GIVEN PROBLEM
Search the material below for the string "mail" and list each line that holds it.

— Begin —

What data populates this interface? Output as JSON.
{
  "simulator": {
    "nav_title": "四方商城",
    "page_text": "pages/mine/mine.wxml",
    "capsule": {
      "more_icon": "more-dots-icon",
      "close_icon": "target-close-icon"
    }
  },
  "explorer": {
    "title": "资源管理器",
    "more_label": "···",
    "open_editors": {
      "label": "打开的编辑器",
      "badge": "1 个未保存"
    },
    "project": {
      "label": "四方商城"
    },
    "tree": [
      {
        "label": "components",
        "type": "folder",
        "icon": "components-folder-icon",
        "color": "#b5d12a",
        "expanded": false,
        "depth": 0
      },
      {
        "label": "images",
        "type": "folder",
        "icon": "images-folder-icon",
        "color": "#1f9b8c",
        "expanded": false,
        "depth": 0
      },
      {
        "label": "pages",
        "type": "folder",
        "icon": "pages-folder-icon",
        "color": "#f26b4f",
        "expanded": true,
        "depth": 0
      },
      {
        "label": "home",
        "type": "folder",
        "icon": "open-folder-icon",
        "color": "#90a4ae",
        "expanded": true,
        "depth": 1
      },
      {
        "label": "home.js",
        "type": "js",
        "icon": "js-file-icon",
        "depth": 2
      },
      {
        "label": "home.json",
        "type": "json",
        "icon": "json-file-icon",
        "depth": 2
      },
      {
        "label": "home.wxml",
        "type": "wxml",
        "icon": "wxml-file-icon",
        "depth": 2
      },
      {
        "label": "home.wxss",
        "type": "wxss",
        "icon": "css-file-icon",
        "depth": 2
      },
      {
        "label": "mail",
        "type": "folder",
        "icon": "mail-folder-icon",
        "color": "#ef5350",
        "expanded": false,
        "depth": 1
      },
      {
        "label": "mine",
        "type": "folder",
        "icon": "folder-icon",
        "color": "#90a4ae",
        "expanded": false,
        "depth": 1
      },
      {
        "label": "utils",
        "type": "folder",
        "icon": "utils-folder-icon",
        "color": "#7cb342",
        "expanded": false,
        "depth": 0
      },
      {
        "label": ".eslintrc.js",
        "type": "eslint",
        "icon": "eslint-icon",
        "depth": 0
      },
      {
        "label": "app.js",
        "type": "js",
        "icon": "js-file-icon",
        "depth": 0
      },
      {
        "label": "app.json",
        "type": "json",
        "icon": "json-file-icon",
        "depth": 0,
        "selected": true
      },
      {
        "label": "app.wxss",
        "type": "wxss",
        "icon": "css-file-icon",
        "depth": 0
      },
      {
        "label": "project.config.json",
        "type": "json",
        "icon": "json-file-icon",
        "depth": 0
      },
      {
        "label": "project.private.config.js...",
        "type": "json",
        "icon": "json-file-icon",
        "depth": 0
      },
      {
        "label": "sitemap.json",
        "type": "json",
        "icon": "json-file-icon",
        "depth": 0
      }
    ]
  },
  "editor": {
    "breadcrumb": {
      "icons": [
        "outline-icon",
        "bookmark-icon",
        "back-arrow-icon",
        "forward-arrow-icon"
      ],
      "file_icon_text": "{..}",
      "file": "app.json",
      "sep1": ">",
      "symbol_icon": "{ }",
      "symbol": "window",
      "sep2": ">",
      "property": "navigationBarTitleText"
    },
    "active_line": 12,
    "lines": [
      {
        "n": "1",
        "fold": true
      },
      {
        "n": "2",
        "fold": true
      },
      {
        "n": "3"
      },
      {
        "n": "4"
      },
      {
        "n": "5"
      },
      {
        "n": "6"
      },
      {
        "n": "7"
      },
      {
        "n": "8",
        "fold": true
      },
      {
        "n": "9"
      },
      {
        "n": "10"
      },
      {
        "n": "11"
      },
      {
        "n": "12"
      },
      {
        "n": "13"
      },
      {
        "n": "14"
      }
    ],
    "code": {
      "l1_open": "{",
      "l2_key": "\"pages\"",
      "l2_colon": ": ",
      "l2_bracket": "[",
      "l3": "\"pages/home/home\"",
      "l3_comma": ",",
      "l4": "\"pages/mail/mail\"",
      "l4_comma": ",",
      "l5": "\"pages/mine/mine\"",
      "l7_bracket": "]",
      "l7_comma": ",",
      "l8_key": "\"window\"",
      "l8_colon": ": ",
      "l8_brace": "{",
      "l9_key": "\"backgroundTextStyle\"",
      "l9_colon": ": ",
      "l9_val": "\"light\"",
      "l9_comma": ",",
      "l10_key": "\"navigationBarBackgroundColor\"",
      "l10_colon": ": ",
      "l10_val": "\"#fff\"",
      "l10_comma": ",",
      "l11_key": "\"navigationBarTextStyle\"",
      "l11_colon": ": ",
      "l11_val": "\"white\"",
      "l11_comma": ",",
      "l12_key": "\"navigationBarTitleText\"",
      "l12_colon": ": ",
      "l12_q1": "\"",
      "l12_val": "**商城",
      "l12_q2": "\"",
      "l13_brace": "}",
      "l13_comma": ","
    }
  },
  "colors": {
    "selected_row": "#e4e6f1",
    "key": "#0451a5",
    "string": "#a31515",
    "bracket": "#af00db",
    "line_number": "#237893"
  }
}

— End —

EXERCISE ANSWER
        "label": "mail",
        "icon": "mail-folder-icon",
      "l4": "\"pages/mail/mail\"",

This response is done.